Direction.
Your task is to transcribe all the entries exactly, excluding pictures.
----- Data supplied -----
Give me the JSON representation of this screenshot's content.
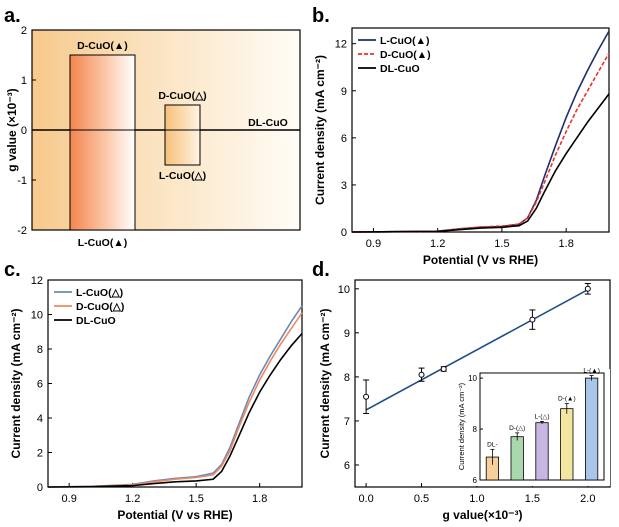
{
  "chart_data": [
    {
      "panel": "a.",
      "type": "bar",
      "ylabel": "g value (×10⁻³)",
      "ylim": [
        -2,
        2
      ],
      "yticks": [
        "-2",
        "-1",
        "0",
        "1",
        "2"
      ],
      "bars": [
        {
          "label": "D-CuO(▲)",
          "value": 1.5
        },
        {
          "label": "L-CuO(▲)",
          "value": -2.0
        },
        {
          "label": "D-CuO(△)",
          "value": 0.5
        },
        {
          "label": "L-CuO(△)",
          "value": -0.7
        },
        {
          "label": "DL-CuO",
          "value": 0
        }
      ]
    },
    {
      "panel": "b.",
      "type": "line",
      "xlabel": "Potential (V vs RHE)",
      "ylabel": "Current density (mA cm⁻²)",
      "xlim": [
        0.8,
        2.0
      ],
      "ylim": [
        0,
        13
      ],
      "xticks": [
        "0.9",
        "1.2",
        "1.5",
        "1.8"
      ],
      "yticks": [
        "0",
        "3",
        "6",
        "9",
        "12"
      ],
      "series": [
        {
          "name": "L-CuO(▲)",
          "color": "#1f2e6e",
          "dash": "",
          "x": [
            0.8,
            1.0,
            1.2,
            1.3,
            1.4,
            1.5,
            1.58,
            1.62,
            1.66,
            1.7,
            1.75,
            1.8,
            1.85,
            1.9,
            1.95,
            2.0
          ],
          "y": [
            0,
            0.02,
            0.05,
            0.2,
            0.3,
            0.35,
            0.5,
            0.9,
            2.0,
            3.6,
            5.5,
            7.3,
            8.9,
            10.3,
            11.6,
            12.8
          ]
        },
        {
          "name": "D-CuO(▲)",
          "color": "#e8322b",
          "dash": "4,2",
          "x": [
            0.8,
            1.0,
            1.2,
            1.3,
            1.4,
            1.5,
            1.58,
            1.62,
            1.66,
            1.7,
            1.75,
            1.8,
            1.85,
            1.9,
            1.95,
            2.0
          ],
          "y": [
            0,
            0.02,
            0.05,
            0.2,
            0.32,
            0.38,
            0.5,
            0.9,
            1.9,
            3.2,
            4.9,
            6.4,
            7.8,
            9.0,
            10.2,
            11.4
          ]
        },
        {
          "name": "DL-CuO",
          "color": "#000000",
          "dash": "",
          "x": [
            0.8,
            1.0,
            1.2,
            1.3,
            1.4,
            1.5,
            1.58,
            1.62,
            1.66,
            1.7,
            1.75,
            1.8,
            1.85,
            1.9,
            1.95,
            2.0
          ],
          "y": [
            0,
            0.02,
            0.04,
            0.15,
            0.25,
            0.3,
            0.4,
            0.7,
            1.5,
            2.6,
            3.9,
            5.0,
            6.0,
            7.0,
            7.9,
            8.8
          ]
        }
      ]
    },
    {
      "panel": "c.",
      "type": "line",
      "xlabel": "Potential (V vs RHE)",
      "ylabel": "Current density (mA cm⁻²)",
      "xlim": [
        0.8,
        2.0
      ],
      "ylim": [
        0,
        12
      ],
      "xticks": [
        "0.9",
        "1.2",
        "1.5",
        "1.8"
      ],
      "yticks": [
        "0",
        "2",
        "4",
        "6",
        "8",
        "10",
        "12"
      ],
      "series": [
        {
          "name": "L-CuO(△)",
          "color": "#6e88b8",
          "x": [
            0.8,
            1.0,
            1.2,
            1.3,
            1.4,
            1.5,
            1.58,
            1.62,
            1.66,
            1.7,
            1.75,
            1.8,
            1.85,
            1.9,
            1.95,
            2.0
          ],
          "y": [
            0,
            0.03,
            0.15,
            0.35,
            0.5,
            0.6,
            0.8,
            1.3,
            2.3,
            3.6,
            5.2,
            6.5,
            7.6,
            8.6,
            9.6,
            10.5
          ]
        },
        {
          "name": "D-CuO(△)",
          "color": "#f08a5d",
          "x": [
            0.8,
            1.0,
            1.2,
            1.3,
            1.4,
            1.5,
            1.58,
            1.62,
            1.66,
            1.7,
            1.75,
            1.8,
            1.85,
            1.9,
            1.95,
            2.0
          ],
          "y": [
            0,
            0.03,
            0.12,
            0.3,
            0.45,
            0.55,
            0.7,
            1.2,
            2.1,
            3.4,
            4.9,
            6.2,
            7.3,
            8.3,
            9.2,
            10.1
          ]
        },
        {
          "name": "DL-CuO",
          "color": "#000000",
          "x": [
            0.8,
            1.0,
            1.2,
            1.3,
            1.4,
            1.5,
            1.58,
            1.62,
            1.66,
            1.7,
            1.75,
            1.8,
            1.85,
            1.9,
            1.95,
            2.0
          ],
          "y": [
            0,
            0.02,
            0.08,
            0.2,
            0.3,
            0.35,
            0.45,
            0.9,
            1.8,
            2.9,
            4.3,
            5.5,
            6.5,
            7.4,
            8.2,
            8.9
          ]
        }
      ]
    },
    {
      "panel": "d.",
      "type": "scatter",
      "xlabel": "g value(×10⁻³)",
      "ylabel": "Current density (mA cm⁻²)",
      "xlim": [
        -0.1,
        2.2
      ],
      "ylim": [
        5.5,
        10.2
      ],
      "xticks": [
        "0.0",
        "0.5",
        "1.0",
        "1.5",
        "2.0"
      ],
      "yticks": [
        "6",
        "7",
        "8",
        "9",
        "10"
      ],
      "fit_line": {
        "x": [
          0,
          2.0
        ],
        "y": [
          7.25,
          9.98
        ]
      },
      "points": [
        {
          "x": 0,
          "y": 7.55,
          "err": 0.38
        },
        {
          "x": 0.5,
          "y": 8.05,
          "err": 0.15
        },
        {
          "x": 0.7,
          "y": 8.18,
          "err": 0.05
        },
        {
          "x": 1.5,
          "y": 9.3,
          "err": 0.22
        },
        {
          "x": 2.0,
          "y": 10.0,
          "err": 0.12
        }
      ],
      "inset": {
        "type": "bar",
        "ylabel": "Current density (mA cm⁻²)",
        "ylim": [
          6,
          10.2
        ],
        "yticks": [
          "6",
          "8",
          "10"
        ],
        "bars": [
          {
            "label": "DL-",
            "value": 6.9,
            "err": 0.3,
            "color": "#f6cf9a"
          },
          {
            "label": "D-(△)",
            "value": 7.7,
            "err": 0.15,
            "color": "#a9d8ae"
          },
          {
            "label": "L-(△)",
            "value": 8.25,
            "err": 0.05,
            "color": "#c7b6e2"
          },
          {
            "label": "D-(▲)",
            "value": 8.8,
            "err": 0.2,
            "color": "#f3e6a0"
          },
          {
            "label": "L-(▲)",
            "value": 10.0,
            "err": 0.1,
            "color": "#a9c6ea"
          }
        ]
      }
    }
  ]
}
-----
Answer to this task.
Give me the JSON representation of this screenshot's content.
{
  "chart_data": [
    {
      "panel": "a.",
      "type": "bar",
      "ylabel": "g value (×10⁻³)",
      "ylim": [
        -2,
        2
      ],
      "yticks": [
        "-2",
        "-1",
        "0",
        "1",
        "2"
      ],
      "bars": [
        {
          "label": "D-CuO(▲)",
          "value": 1.5
        },
        {
          "label": "L-CuO(▲)",
          "value": -2.0
        },
        {
          "label": "D-CuO(△)",
          "value": 0.5
        },
        {
          "label": "L-CuO(△)",
          "value": -0.7
        },
        {
          "label": "DL-CuO",
          "value": 0
        }
      ]
    },
    {
      "panel": "b.",
      "type": "line",
      "xlabel": "Potential (V vs RHE)",
      "ylabel": "Current density (mA cm⁻²)",
      "xlim": [
        0.8,
        2.0
      ],
      "ylim": [
        0,
        13
      ],
      "xticks": [
        "0.9",
        "1.2",
        "1.5",
        "1.8"
      ],
      "yticks": [
        "0",
        "3",
        "6",
        "9",
        "12"
      ],
      "series": [
        {
          "name": "L-CuO(▲)",
          "color": "#1f2e6e",
          "dash": "",
          "x": [
            0.8,
            1.0,
            1.2,
            1.3,
            1.4,
            1.5,
            1.58,
            1.62,
            1.66,
            1.7,
            1.75,
            1.8,
            1.85,
            1.9,
            1.95,
            2.0
          ],
          "y": [
            0,
            0.02,
            0.05,
            0.2,
            0.3,
            0.35,
            0.5,
            0.9,
            2.0,
            3.6,
            5.5,
            7.3,
            8.9,
            10.3,
            11.6,
            12.8
          ]
        },
        {
          "name": "D-CuO(▲)",
          "color": "#e8322b",
          "dash": "4,2",
          "x": [
            0.8,
            1.0,
            1.2,
            1.3,
            1.4,
            1.5,
            1.58,
            1.62,
            1.66,
            1.7,
            1.75,
            1.8,
            1.85,
            1.9,
            1.95,
            2.0
          ],
          "y": [
            0,
            0.02,
            0.05,
            0.2,
            0.32,
            0.38,
            0.5,
            0.9,
            1.9,
            3.2,
            4.9,
            6.4,
            7.8,
            9.0,
            10.2,
            11.4
          ]
        },
        {
          "name": "DL-CuO",
          "color": "#000000",
          "dash": "",
          "x": [
            0.8,
            1.0,
            1.2,
            1.3,
            1.4,
            1.5,
            1.58,
            1.62,
            1.66,
            1.7,
            1.75,
            1.8,
            1.85,
            1.9,
            1.95,
            2.0
          ],
          "y": [
            0,
            0.02,
            0.04,
            0.15,
            0.25,
            0.3,
            0.4,
            0.7,
            1.5,
            2.6,
            3.9,
            5.0,
            6.0,
            7.0,
            7.9,
            8.8
          ]
        }
      ]
    },
    {
      "panel": "c.",
      "type": "line",
      "xlabel": "Potential (V vs RHE)",
      "ylabel": "Current density (mA cm⁻²)",
      "xlim": [
        0.8,
        2.0
      ],
      "ylim": [
        0,
        12
      ],
      "xticks": [
        "0.9",
        "1.2",
        "1.5",
        "1.8"
      ],
      "yticks": [
        "0",
        "2",
        "4",
        "6",
        "8",
        "10",
        "12"
      ],
      "series": [
        {
          "name": "L-CuO(△)",
          "color": "#6e88b8",
          "x": [
            0.8,
            1.0,
            1.2,
            1.3,
            1.4,
            1.5,
            1.58,
            1.62,
            1.66,
            1.7,
            1.75,
            1.8,
            1.85,
            1.9,
            1.95,
            2.0
          ],
          "y": [
            0,
            0.03,
            0.15,
            0.35,
            0.5,
            0.6,
            0.8,
            1.3,
            2.3,
            3.6,
            5.2,
            6.5,
            7.6,
            8.6,
            9.6,
            10.5
          ]
        },
        {
          "name": "D-CuO(△)",
          "color": "#f08a5d",
          "x": [
            0.8,
            1.0,
            1.2,
            1.3,
            1.4,
            1.5,
            1.58,
            1.62,
            1.66,
            1.7,
            1.75,
            1.8,
            1.85,
            1.9,
            1.95,
            2.0
          ],
          "y": [
            0,
            0.03,
            0.12,
            0.3,
            0.45,
            0.55,
            0.7,
            1.2,
            2.1,
            3.4,
            4.9,
            6.2,
            7.3,
            8.3,
            9.2,
            10.1
          ]
        },
        {
          "name": "DL-CuO",
          "color": "#000000",
          "x": [
            0.8,
            1.0,
            1.2,
            1.3,
            1.4,
            1.5,
            1.58,
            1.62,
            1.66,
            1.7,
            1.75,
            1.8,
            1.85,
            1.9,
            1.95,
            2.0
          ],
          "y": [
            0,
            0.02,
            0.08,
            0.2,
            0.3,
            0.35,
            0.45,
            0.9,
            1.8,
            2.9,
            4.3,
            5.5,
            6.5,
            7.4,
            8.2,
            8.9
          ]
        }
      ]
    },
    {
      "panel": "d.",
      "type": "scatter",
      "xlabel": "g value(×10⁻³)",
      "ylabel": "Current density (mA cm⁻²)",
      "xlim": [
        -0.1,
        2.2
      ],
      "ylim": [
        5.5,
        10.2
      ],
      "xticks": [
        "0.0",
        "0.5",
        "1.0",
        "1.5",
        "2.0"
      ],
      "yticks": [
        "6",
        "7",
        "8",
        "9",
        "10"
      ],
      "fit_line": {
        "x": [
          0,
          2.0
        ],
        "y": [
          7.25,
          9.98
        ]
      },
      "points": [
        {
          "x": 0,
          "y": 7.55,
          "err": 0.38
        },
        {
          "x": 0.5,
          "y": 8.05,
          "err": 0.15
        },
        {
          "x": 0.7,
          "y": 8.18,
          "err": 0.05
        },
        {
          "x": 1.5,
          "y": 9.3,
          "err": 0.22
        },
        {
          "x": 2.0,
          "y": 10.0,
          "err": 0.12
        }
      ],
      "inset": {
        "type": "bar",
        "ylabel": "Current density (mA cm⁻²)",
        "ylim": [
          6,
          10.2
        ],
        "yticks": [
          "6",
          "8",
          "10"
        ],
        "bars": [
          {
            "label": "DL-",
            "value": 6.9,
            "err": 0.3,
            "color": "#f6cf9a"
          },
          {
            "label": "D-(△)",
            "value": 7.7,
            "err": 0.15,
            "color": "#a9d8ae"
          },
          {
            "label": "L-(△)",
            "value": 8.25,
            "err": 0.05,
            "color": "#c7b6e2"
          },
          {
            "label": "D-(▲)",
            "value": 8.8,
            "err": 0.2,
            "color": "#f3e6a0"
          },
          {
            "label": "L-(▲)",
            "value": 10.0,
            "err": 0.1,
            "color": "#a9c6ea"
          }
        ]
      }
    }
  ]
}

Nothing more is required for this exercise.